Supplied material:
****
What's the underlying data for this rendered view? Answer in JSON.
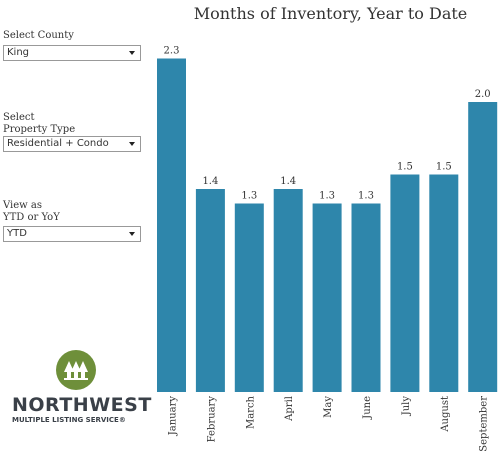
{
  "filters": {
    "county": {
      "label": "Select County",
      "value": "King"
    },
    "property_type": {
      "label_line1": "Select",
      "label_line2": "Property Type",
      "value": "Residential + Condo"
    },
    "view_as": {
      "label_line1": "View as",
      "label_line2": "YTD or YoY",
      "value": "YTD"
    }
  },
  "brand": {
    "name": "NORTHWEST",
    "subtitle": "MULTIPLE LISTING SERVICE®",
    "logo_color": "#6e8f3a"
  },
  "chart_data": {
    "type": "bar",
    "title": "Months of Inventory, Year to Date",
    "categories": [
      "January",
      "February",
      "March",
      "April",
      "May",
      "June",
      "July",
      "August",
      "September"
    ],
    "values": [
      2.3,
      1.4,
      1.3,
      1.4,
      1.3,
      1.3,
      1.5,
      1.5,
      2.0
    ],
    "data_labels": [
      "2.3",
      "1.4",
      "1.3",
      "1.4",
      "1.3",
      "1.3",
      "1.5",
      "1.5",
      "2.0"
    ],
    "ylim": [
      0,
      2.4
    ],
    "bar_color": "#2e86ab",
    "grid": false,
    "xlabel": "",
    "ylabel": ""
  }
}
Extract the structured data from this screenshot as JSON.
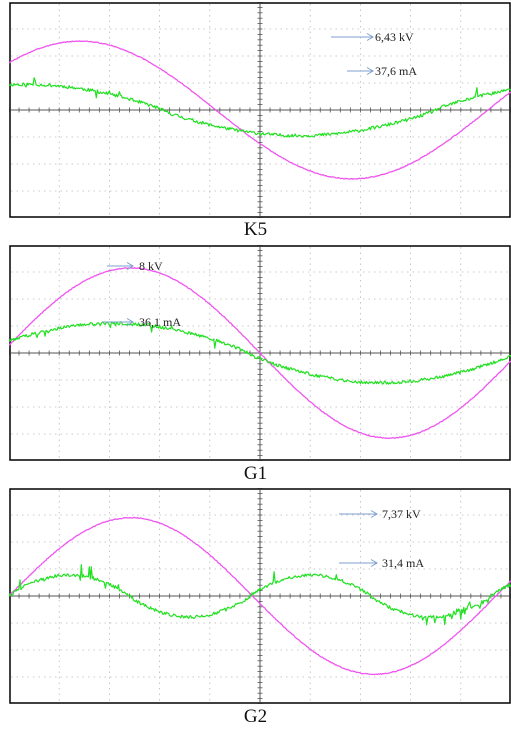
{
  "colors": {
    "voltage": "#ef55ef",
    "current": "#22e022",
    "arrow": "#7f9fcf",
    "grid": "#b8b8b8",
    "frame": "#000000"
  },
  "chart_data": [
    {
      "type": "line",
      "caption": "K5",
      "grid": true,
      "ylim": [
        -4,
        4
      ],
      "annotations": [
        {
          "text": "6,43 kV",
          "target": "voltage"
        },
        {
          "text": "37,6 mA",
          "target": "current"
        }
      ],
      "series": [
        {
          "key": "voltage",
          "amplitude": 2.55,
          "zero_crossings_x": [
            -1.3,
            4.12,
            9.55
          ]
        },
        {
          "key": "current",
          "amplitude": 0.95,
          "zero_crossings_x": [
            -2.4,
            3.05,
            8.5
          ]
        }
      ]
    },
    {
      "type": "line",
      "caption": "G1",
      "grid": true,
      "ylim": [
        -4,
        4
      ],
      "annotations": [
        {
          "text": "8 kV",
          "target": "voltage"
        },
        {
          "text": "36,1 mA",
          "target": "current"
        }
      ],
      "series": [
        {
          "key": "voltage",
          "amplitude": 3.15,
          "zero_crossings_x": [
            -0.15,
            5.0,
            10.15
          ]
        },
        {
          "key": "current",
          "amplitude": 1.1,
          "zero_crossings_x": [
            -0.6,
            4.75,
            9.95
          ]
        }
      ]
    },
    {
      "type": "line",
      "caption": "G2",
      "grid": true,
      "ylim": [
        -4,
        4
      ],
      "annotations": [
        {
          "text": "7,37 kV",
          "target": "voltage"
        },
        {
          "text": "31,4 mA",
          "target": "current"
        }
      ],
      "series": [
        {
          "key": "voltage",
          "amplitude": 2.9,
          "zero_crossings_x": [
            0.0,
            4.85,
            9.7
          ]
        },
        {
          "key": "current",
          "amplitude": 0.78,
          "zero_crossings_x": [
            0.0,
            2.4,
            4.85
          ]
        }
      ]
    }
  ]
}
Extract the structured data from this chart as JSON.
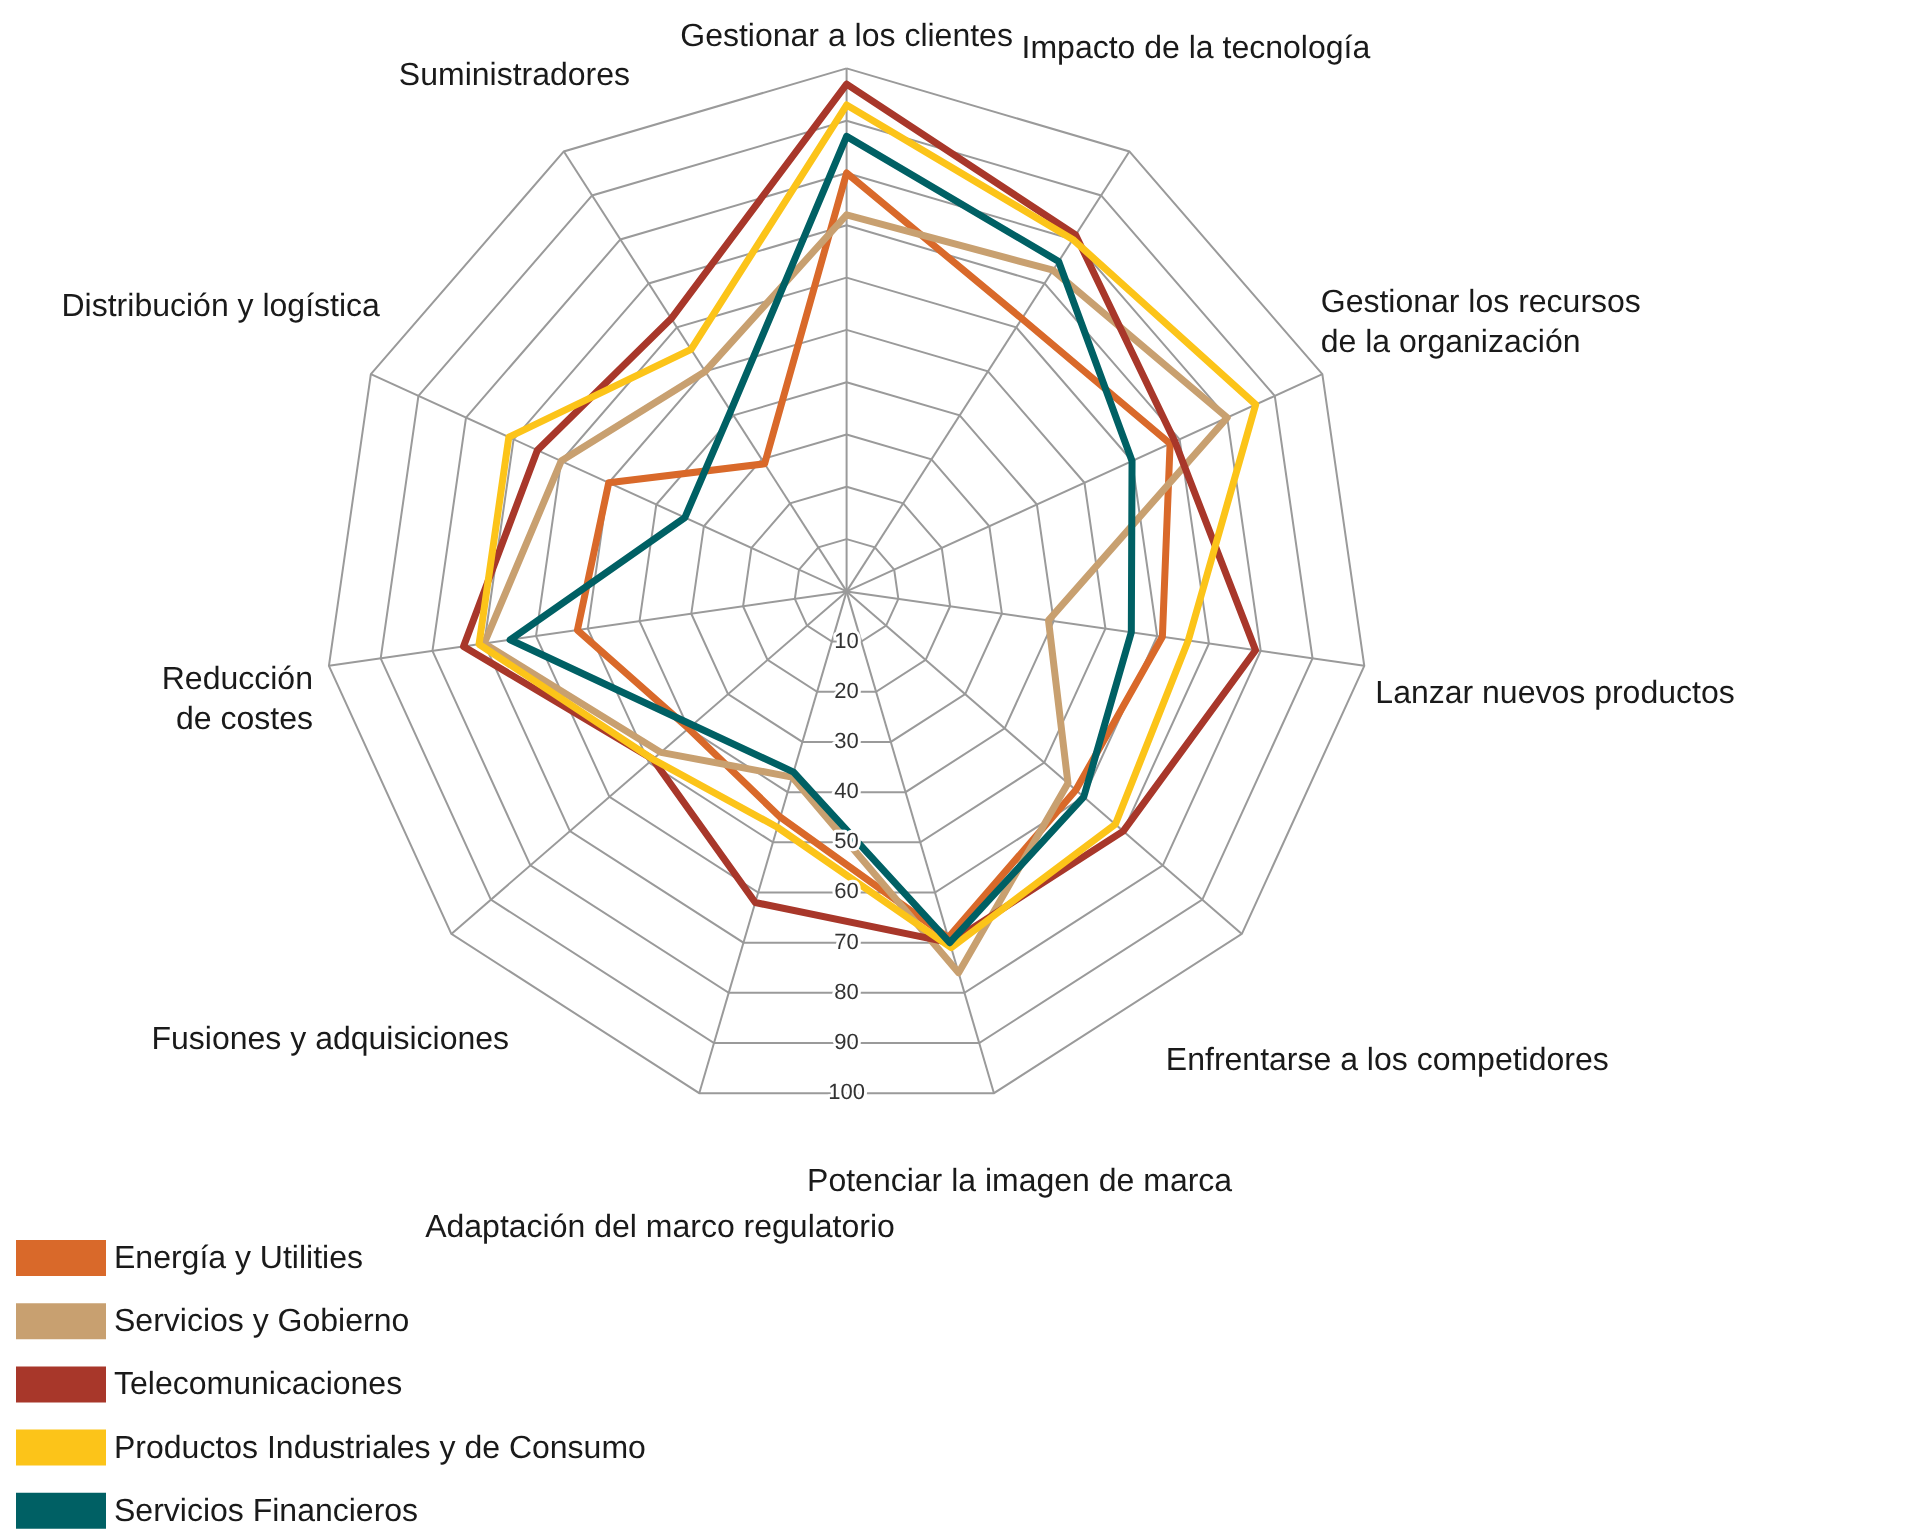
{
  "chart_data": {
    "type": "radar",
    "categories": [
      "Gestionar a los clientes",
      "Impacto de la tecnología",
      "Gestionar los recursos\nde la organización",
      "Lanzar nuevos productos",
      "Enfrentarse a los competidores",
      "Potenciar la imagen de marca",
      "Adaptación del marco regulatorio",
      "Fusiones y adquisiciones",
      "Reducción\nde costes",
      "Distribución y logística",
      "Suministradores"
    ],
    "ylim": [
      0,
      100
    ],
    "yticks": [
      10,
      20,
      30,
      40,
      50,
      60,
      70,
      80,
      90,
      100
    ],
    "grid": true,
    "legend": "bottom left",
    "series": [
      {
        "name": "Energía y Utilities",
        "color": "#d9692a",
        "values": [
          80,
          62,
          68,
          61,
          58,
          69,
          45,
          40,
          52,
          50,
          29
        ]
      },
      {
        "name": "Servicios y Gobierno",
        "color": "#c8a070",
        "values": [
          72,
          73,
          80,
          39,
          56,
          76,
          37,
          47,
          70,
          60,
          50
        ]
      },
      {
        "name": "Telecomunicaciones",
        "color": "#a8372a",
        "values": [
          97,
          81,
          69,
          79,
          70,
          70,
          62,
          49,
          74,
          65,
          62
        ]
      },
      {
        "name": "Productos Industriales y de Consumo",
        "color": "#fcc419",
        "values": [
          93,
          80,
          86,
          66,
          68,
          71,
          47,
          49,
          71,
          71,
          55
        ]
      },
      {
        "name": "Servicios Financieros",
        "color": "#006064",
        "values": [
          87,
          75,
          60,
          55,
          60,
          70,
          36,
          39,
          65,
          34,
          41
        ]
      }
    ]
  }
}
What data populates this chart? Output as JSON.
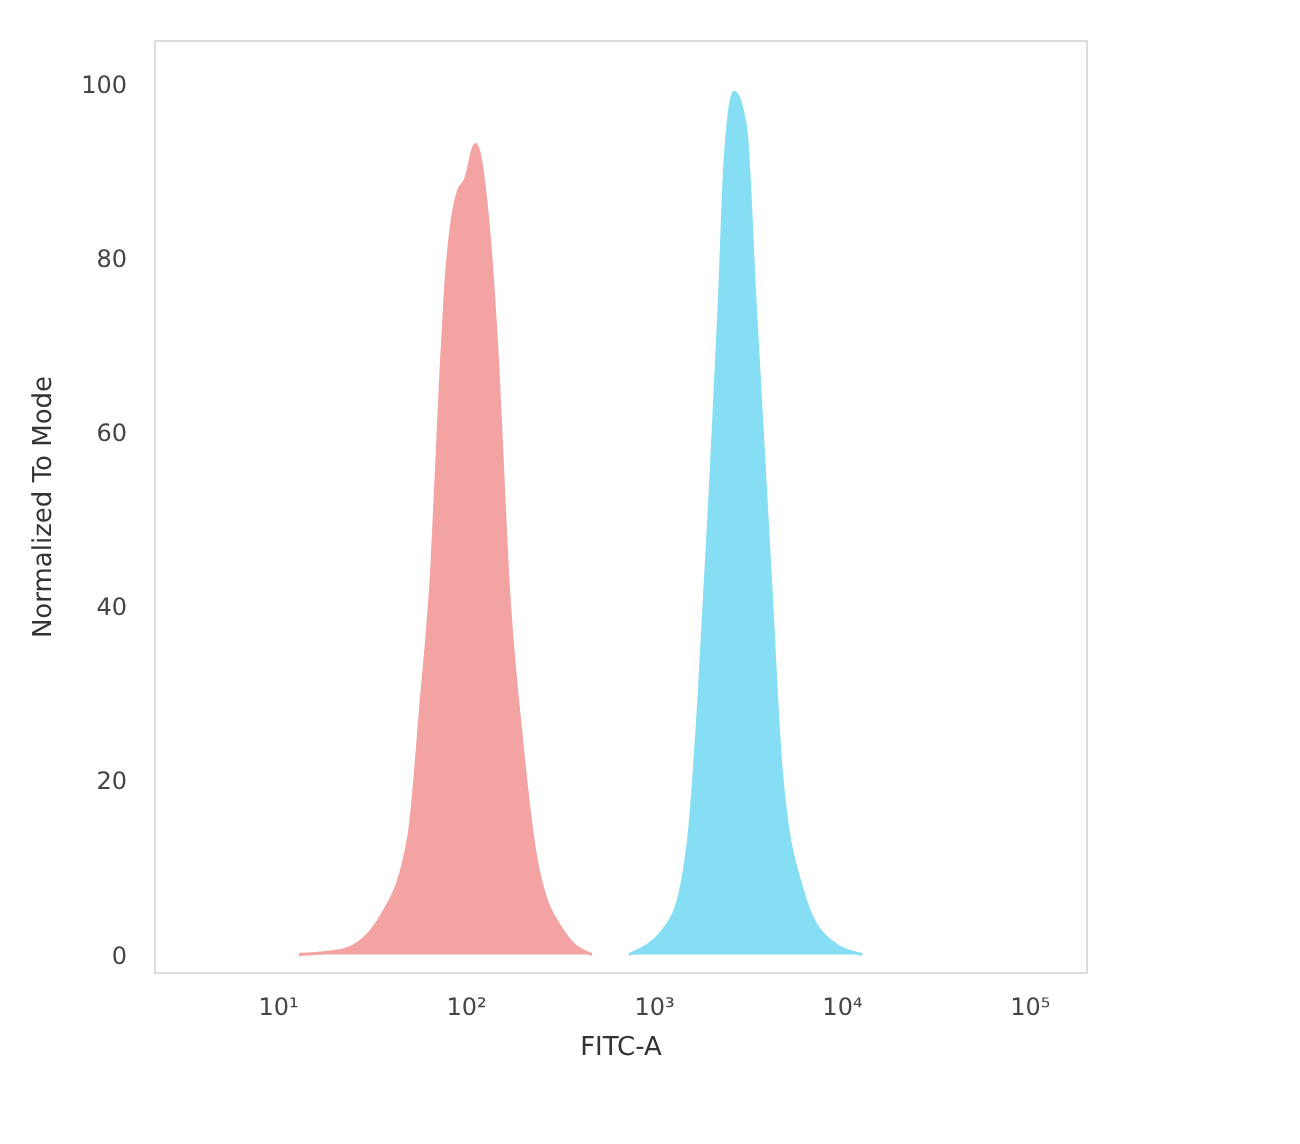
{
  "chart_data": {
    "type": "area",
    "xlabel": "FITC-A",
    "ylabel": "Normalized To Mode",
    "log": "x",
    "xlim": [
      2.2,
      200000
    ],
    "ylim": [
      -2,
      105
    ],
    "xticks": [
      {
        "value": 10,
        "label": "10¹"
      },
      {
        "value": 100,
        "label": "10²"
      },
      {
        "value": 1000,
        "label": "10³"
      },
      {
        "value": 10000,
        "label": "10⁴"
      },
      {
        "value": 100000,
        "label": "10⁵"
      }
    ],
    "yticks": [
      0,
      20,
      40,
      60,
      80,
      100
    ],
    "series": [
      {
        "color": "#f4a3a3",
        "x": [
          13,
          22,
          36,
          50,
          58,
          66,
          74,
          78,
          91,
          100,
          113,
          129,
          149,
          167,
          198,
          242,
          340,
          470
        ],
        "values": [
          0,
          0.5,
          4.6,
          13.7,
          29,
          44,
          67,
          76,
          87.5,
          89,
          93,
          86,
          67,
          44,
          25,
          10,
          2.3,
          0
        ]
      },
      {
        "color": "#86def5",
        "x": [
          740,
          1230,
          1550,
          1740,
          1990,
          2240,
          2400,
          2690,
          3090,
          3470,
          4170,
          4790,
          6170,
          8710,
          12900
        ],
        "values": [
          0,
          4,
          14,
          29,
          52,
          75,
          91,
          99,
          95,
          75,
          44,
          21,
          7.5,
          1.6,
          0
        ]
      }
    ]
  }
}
****
Exercise aim:
All of the entries above should be duplicated exactly, except for the pictures.

Written response:
What's the underlying data for this rendered view? Answer in JSON.
{
  "filters": {
    "county": {
      "label": "Select County",
      "value": "King"
    },
    "property_type": {
      "label_line1": "Select",
      "label_line2": "Property Type",
      "value": "Residential + Condo"
    },
    "view_as": {
      "label_line1": "View as",
      "label_line2": "YTD or YoY",
      "value": "YTD"
    }
  },
  "brand": {
    "name": "NORTHWEST",
    "subtitle": "MULTIPLE LISTING SERVICE®",
    "logo_color": "#6e8f3a"
  },
  "chart_data": {
    "type": "bar",
    "title": "Months of Inventory, Year to Date",
    "categories": [
      "January",
      "February",
      "March",
      "April",
      "May",
      "June",
      "July",
      "August",
      "September"
    ],
    "values": [
      2.3,
      1.4,
      1.3,
      1.4,
      1.3,
      1.3,
      1.5,
      1.5,
      2.0
    ],
    "data_labels": [
      "2.3",
      "1.4",
      "1.3",
      "1.4",
      "1.3",
      "1.3",
      "1.5",
      "1.5",
      "2.0"
    ],
    "ylim": [
      0,
      2.4
    ],
    "bar_color": "#2e86ab",
    "grid": false,
    "xlabel": "",
    "ylabel": ""
  }
}
Extract the structured data from this screenshot as JSON.
{
  "colors": {
    "voltage": "#ef55ef",
    "current": "#22e022",
    "arrow": "#7f9fcf",
    "grid": "#b8b8b8",
    "frame": "#000000"
  },
  "chart_data": [
    {
      "type": "line",
      "caption": "K5",
      "grid": true,
      "ylim": [
        -4,
        4
      ],
      "annotations": [
        {
          "text": "6,43 kV",
          "target": "voltage"
        },
        {
          "text": "37,6 mA",
          "target": "current"
        }
      ],
      "series": [
        {
          "key": "voltage",
          "amplitude": 2.55,
          "zero_crossings_x": [
            -1.3,
            4.12,
            9.55
          ]
        },
        {
          "key": "current",
          "amplitude": 0.95,
          "zero_crossings_x": [
            -2.4,
            3.05,
            8.5
          ]
        }
      ]
    },
    {
      "type": "line",
      "caption": "G1",
      "grid": true,
      "ylim": [
        -4,
        4
      ],
      "annotations": [
        {
          "text": "8 kV",
          "target": "voltage"
        },
        {
          "text": "36,1 mA",
          "target": "current"
        }
      ],
      "series": [
        {
          "key": "voltage",
          "amplitude": 3.15,
          "zero_crossings_x": [
            -0.15,
            5.0,
            10.15
          ]
        },
        {
          "key": "current",
          "amplitude": 1.1,
          "zero_crossings_x": [
            -0.6,
            4.75,
            9.95
          ]
        }
      ]
    },
    {
      "type": "line",
      "caption": "G2",
      "grid": true,
      "ylim": [
        -4,
        4
      ],
      "annotations": [
        {
          "text": "7,37 kV",
          "target": "voltage"
        },
        {
          "text": "31,4 mA",
          "target": "current"
        }
      ],
      "series": [
        {
          "key": "voltage",
          "amplitude": 2.9,
          "zero_crossings_x": [
            0.0,
            4.85,
            9.7
          ]
        },
        {
          "key": "current",
          "amplitude": 0.78,
          "zero_crossings_x": [
            0.0,
            2.4,
            4.85
          ]
        }
      ]
    }
  ]
}
Extract the structured data from this chart as JSON.
{
  "chart_data": {
    "type": "radar",
    "categories": [
      "Gestionar a los clientes",
      "Impacto de la tecnología",
      "Gestionar los recursos\nde la organización",
      "Lanzar nuevos productos",
      "Enfrentarse a los competidores",
      "Potenciar la imagen de marca",
      "Adaptación del marco regulatorio",
      "Fusiones y adquisiciones",
      "Reducción\nde costes",
      "Distribución y logística",
      "Suministradores"
    ],
    "ylim": [
      0,
      100
    ],
    "yticks": [
      10,
      20,
      30,
      40,
      50,
      60,
      70,
      80,
      90,
      100
    ],
    "grid": true,
    "legend": "bottom left",
    "series": [
      {
        "name": "Energía y Utilities",
        "color": "#d9692a",
        "values": [
          80,
          62,
          68,
          61,
          58,
          69,
          45,
          40,
          52,
          50,
          29
        ]
      },
      {
        "name": "Servicios y Gobierno",
        "color": "#c8a070",
        "values": [
          72,
          73,
          80,
          39,
          56,
          76,
          37,
          47,
          70,
          60,
          50
        ]
      },
      {
        "name": "Telecomunicaciones",
        "color": "#a8372a",
        "values": [
          97,
          81,
          69,
          79,
          70,
          70,
          62,
          49,
          74,
          65,
          62
        ]
      },
      {
        "name": "Productos Industriales y de Consumo",
        "color": "#fcc419",
        "values": [
          93,
          80,
          86,
          66,
          68,
          71,
          47,
          49,
          71,
          71,
          55
        ]
      },
      {
        "name": "Servicios Financieros",
        "color": "#006064",
        "values": [
          87,
          75,
          60,
          55,
          60,
          70,
          36,
          39,
          65,
          34,
          41
        ]
      }
    ]
  }
}
What data populates this chart? Output as JSON.
{
  "chart_data": {
    "type": "area",
    "xlabel": "FITC-A",
    "ylabel": "Normalized To Mode",
    "log": "x",
    "xlim": [
      2.2,
      200000
    ],
    "ylim": [
      -2,
      105
    ],
    "xticks": [
      {
        "value": 10,
        "label": "10¹"
      },
      {
        "value": 100,
        "label": "10²"
      },
      {
        "value": 1000,
        "label": "10³"
      },
      {
        "value": 10000,
        "label": "10⁴"
      },
      {
        "value": 100000,
        "label": "10⁵"
      }
    ],
    "yticks": [
      0,
      20,
      40,
      60,
      80,
      100
    ],
    "series": [
      {
        "color": "#f4a3a3",
        "x": [
          13,
          22,
          36,
          50,
          58,
          66,
          74,
          78,
          91,
          100,
          113,
          129,
          149,
          167,
          198,
          242,
          340,
          470
        ],
        "values": [
          0,
          0.5,
          4.6,
          13.7,
          29,
          44,
          67,
          76,
          87.5,
          89,
          93,
          86,
          67,
          44,
          25,
          10,
          2.3,
          0
        ]
      },
      {
        "color": "#86def5",
        "x": [
          740,
          1230,
          1550,
          1740,
          1990,
          2240,
          2400,
          2690,
          3090,
          3470,
          4170,
          4790,
          6170,
          8710,
          12900
        ],
        "values": [
          0,
          4,
          14,
          29,
          52,
          75,
          91,
          99,
          95,
          75,
          44,
          21,
          7.5,
          1.6,
          0
        ]
      }
    ]
  }
}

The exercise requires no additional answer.